==== ENTRIES PROVIDED ====

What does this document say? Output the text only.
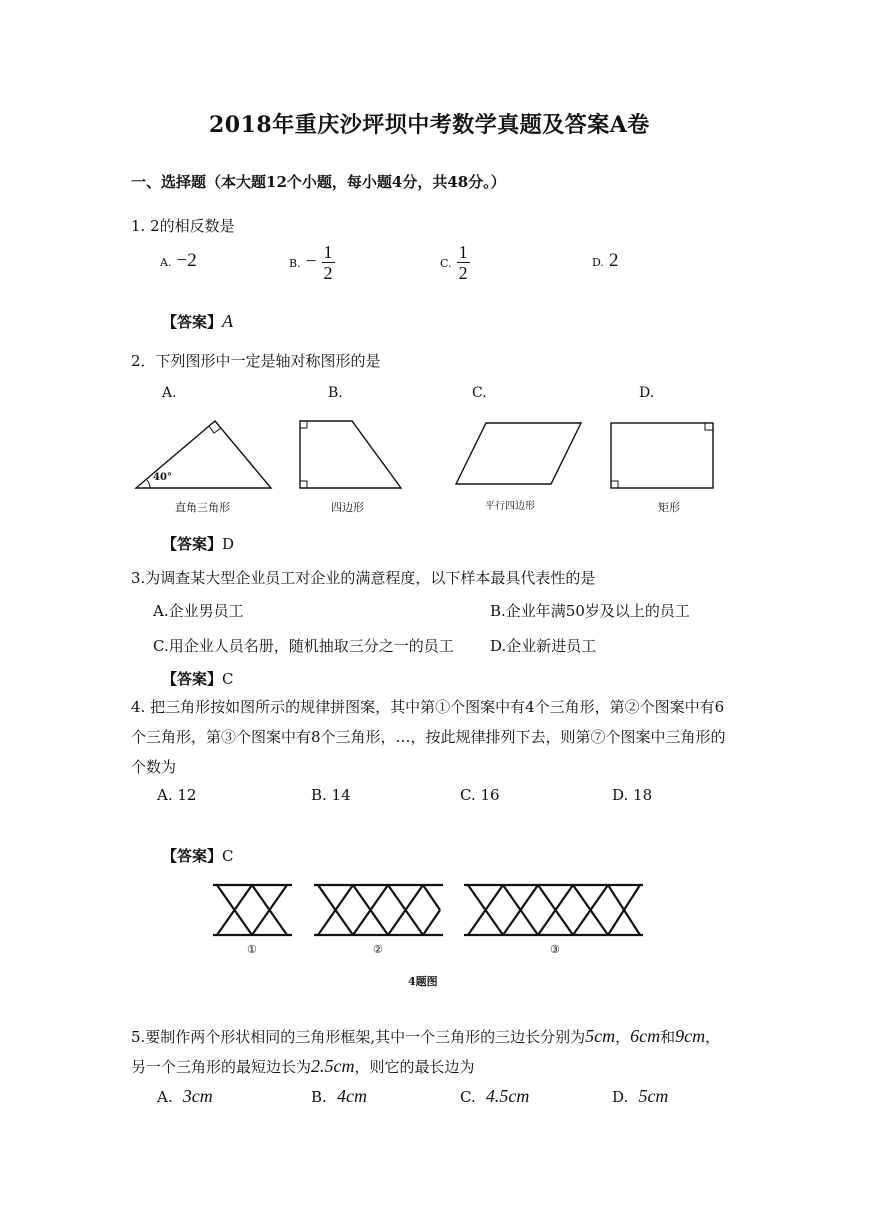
2018年重庆沙坪坝中考数学真题及答案A卷
一、选择题（本大题12个小题，每小题4分，共48分。）
1. 2的相反数是
A. −2	B. − $\frac{1}{2}$	C. $\frac{1}{2}$	D. 2
【答案】A
2．下列图形中一定是轴对称图形的是
A.	B.	C.	D.
40°
直角三角形	四边形	平行四边形	矩形
【答案】D
3.为调查某大型企业员工对企业的满意程度，以下样本最具代表性的是
A.企业男员工	B.企业年满50岁及以上的员工
C.用企业人员名册，随机抽取三分之一的员工 D.企业新进员工
【答案】C
4. 把三角形按如图所示的规律拼图案，其中第①个图案中有4个三角形，第②个图案中有6
个三角形，第③个图案中有8个三角形，…，按此规律排列下去，则第⑦个图案中三角形的
个数为
A. 12	B. 14	C. 16	D. 18
【答案】C
①	②	③
4题图
5.要制作两个形状相同的三角形框架,其中一个三角形的三边长分别为5cm，6cm和9cm，
另一个三角形的最短边长为2.5cm，则它的最长边为
A. 3cm	B. 4cm	C. 4.5cm	D. 5cm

====

* [EXERCISE] Every entry must be transcribed exactly. Pictures do not belong in the copy.

* [SOLUTION]
What does this document say? Output the text only.
2018年重庆沙坪坝中考数学真题及答案A卷
一、选择题（本大题12个小题，每小题4分，共48分。）
1. 2的相反数是
A. −2	B. − $\frac{1}{2}$	C. $\frac{1}{2}$	D. 2
【答案】A
2．下列图形中一定是轴对称图形的是
A.	B.	C.	D.
40°
直角三角形	四边形	平行四边形	矩形
【答案】D
3.为调查某大型企业员工对企业的满意程度，以下样本最具代表性的是
A.企业男员工	B.企业年满50岁及以上的员工
C.用企业人员名册，随机抽取三分之一的员工 D.企业新进员工
【答案】C
4. 把三角形按如图所示的规律拼图案，其中第①个图案中有4个三角形，第②个图案中有6
个三角形，第③个图案中有8个三角形，…，按此规律排列下去，则第⑦个图案中三角形的
个数为
A. 12	B. 14	C. 16	D. 18
【答案】C
①	②	③
4题图
5.要制作两个形状相同的三角形框架,其中一个三角形的三边长分别为5cm，6cm和9cm，
另一个三角形的最短边长为2.5cm，则它的最长边为
A. 3cm	B. 4cm	C. 4.5cm	D. 5cm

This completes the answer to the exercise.